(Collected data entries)
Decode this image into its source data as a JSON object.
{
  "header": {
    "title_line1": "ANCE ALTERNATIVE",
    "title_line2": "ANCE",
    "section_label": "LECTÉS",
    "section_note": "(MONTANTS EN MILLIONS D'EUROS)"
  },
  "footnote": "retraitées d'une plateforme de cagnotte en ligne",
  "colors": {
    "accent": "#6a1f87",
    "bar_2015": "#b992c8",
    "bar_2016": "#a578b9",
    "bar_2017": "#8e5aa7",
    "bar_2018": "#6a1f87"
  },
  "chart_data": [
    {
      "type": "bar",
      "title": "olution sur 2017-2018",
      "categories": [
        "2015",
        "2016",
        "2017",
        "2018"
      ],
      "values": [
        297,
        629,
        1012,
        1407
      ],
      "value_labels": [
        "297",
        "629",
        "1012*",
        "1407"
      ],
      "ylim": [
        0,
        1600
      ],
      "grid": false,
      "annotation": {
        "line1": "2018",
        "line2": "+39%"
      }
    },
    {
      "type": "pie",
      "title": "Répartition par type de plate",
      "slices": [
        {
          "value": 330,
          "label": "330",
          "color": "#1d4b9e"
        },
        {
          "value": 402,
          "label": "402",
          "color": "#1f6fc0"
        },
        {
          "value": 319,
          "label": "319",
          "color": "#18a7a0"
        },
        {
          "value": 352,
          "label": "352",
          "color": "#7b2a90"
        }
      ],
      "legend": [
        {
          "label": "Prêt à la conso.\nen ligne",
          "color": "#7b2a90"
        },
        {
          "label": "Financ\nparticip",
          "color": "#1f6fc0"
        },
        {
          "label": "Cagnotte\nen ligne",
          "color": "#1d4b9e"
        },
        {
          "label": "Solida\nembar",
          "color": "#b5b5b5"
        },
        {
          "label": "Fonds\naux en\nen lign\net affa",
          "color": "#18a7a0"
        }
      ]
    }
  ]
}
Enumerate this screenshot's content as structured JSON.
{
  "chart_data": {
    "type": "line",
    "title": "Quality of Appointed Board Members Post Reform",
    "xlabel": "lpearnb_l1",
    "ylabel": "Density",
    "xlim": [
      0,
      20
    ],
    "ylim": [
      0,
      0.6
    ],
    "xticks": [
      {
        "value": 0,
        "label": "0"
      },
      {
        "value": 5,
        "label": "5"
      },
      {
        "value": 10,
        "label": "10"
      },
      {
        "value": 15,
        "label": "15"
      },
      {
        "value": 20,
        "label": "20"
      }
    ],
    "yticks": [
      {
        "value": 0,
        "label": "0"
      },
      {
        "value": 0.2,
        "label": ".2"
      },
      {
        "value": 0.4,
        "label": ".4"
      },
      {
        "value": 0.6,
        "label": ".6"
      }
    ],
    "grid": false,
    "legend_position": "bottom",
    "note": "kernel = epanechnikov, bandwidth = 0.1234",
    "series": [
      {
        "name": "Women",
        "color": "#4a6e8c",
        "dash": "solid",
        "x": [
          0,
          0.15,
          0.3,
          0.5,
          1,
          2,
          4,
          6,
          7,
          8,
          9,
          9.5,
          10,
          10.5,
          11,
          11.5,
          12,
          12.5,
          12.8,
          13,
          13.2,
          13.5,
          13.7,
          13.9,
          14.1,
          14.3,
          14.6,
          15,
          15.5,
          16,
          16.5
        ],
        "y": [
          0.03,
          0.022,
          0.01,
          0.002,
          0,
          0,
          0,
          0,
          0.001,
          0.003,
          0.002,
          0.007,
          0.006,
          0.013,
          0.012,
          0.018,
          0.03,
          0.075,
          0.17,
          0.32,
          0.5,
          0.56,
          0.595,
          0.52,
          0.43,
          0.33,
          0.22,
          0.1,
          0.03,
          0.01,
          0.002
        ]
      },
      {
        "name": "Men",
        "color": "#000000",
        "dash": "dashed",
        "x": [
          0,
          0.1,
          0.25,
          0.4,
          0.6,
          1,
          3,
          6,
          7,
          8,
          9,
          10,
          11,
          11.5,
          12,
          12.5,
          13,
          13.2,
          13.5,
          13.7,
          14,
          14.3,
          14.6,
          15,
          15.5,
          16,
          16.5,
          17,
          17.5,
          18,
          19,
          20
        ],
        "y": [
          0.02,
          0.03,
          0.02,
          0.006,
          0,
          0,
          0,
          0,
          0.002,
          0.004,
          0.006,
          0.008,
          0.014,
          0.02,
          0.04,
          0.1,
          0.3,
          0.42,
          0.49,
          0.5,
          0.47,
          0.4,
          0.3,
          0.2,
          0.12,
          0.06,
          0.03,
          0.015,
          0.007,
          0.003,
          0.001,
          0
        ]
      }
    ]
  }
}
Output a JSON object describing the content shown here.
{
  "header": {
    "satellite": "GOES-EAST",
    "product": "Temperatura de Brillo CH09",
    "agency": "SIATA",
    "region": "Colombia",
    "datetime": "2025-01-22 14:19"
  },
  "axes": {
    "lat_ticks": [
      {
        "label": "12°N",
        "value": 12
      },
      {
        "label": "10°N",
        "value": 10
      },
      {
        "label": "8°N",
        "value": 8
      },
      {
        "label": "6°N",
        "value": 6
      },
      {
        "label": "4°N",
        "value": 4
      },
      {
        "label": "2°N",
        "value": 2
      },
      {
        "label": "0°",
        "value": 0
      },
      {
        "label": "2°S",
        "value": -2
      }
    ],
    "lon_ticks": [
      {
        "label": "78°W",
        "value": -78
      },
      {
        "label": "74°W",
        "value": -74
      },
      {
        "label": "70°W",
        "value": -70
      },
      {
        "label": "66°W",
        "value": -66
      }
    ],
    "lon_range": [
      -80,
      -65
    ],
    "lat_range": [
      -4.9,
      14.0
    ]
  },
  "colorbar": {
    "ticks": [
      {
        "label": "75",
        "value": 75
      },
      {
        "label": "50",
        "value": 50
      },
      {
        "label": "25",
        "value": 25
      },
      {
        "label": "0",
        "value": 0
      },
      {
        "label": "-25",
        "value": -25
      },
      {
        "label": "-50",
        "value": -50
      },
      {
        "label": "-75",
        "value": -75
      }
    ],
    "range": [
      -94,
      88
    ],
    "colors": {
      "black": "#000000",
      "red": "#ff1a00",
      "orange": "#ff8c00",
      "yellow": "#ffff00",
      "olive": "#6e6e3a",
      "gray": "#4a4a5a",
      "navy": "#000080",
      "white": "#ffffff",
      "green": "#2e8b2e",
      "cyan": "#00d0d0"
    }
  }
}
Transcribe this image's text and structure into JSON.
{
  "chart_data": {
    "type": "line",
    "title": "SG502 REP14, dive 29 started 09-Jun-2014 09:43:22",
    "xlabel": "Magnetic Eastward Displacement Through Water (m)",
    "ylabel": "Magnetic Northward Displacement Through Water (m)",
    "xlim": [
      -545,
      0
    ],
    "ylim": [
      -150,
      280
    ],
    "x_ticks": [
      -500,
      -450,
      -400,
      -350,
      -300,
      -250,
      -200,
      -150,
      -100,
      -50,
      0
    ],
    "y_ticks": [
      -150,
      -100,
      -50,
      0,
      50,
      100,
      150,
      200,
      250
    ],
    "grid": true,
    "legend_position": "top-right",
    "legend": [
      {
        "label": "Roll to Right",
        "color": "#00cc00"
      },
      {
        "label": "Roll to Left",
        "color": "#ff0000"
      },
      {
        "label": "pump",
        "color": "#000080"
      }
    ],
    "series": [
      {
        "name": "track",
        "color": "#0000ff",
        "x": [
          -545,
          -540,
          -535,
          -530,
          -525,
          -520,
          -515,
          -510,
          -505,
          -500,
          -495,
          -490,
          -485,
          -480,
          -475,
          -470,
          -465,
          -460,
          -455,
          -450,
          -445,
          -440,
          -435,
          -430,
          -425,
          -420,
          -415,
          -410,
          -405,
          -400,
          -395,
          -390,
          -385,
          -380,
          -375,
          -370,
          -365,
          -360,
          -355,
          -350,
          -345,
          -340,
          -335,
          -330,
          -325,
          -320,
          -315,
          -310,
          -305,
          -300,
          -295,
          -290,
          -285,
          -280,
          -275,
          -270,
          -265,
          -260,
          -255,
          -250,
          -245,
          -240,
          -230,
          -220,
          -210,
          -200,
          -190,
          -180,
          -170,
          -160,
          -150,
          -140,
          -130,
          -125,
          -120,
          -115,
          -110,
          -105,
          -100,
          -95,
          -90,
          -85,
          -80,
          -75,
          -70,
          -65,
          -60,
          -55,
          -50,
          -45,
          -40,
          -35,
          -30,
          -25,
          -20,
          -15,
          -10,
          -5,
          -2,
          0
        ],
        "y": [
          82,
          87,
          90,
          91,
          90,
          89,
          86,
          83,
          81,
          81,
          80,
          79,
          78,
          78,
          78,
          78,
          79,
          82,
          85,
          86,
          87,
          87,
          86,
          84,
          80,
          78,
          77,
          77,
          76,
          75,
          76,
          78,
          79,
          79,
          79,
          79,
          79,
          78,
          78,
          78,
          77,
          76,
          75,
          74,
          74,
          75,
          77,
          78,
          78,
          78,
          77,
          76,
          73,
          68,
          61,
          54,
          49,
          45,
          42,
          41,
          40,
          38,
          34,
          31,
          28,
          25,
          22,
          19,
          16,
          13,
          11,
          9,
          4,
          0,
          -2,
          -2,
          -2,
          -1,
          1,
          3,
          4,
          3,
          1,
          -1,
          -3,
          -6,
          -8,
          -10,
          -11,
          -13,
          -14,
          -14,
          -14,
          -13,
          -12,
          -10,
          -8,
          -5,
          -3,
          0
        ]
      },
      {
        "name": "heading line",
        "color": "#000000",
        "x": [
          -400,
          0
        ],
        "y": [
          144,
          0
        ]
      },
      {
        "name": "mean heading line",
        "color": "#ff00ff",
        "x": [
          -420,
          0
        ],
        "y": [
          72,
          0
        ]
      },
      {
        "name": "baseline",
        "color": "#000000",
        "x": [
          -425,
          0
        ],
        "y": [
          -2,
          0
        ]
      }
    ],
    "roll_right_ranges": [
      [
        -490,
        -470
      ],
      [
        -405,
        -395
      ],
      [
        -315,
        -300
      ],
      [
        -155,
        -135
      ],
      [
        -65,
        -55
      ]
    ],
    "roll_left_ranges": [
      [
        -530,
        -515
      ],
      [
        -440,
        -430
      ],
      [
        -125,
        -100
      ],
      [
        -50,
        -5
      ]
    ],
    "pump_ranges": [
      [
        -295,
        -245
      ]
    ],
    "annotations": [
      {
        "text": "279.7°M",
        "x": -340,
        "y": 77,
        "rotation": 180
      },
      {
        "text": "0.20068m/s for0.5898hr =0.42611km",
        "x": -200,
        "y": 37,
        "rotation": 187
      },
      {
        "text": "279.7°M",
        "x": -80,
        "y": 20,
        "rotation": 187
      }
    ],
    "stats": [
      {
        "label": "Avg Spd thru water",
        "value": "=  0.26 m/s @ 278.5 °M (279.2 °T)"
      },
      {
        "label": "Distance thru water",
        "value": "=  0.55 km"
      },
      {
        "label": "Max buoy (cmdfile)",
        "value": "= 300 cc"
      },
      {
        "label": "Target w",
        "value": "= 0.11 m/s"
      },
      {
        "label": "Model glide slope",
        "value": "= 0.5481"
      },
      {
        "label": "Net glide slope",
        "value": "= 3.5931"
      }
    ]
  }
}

> Task directions: State how many lines above contain the string "content", with no other words.

> Result: 2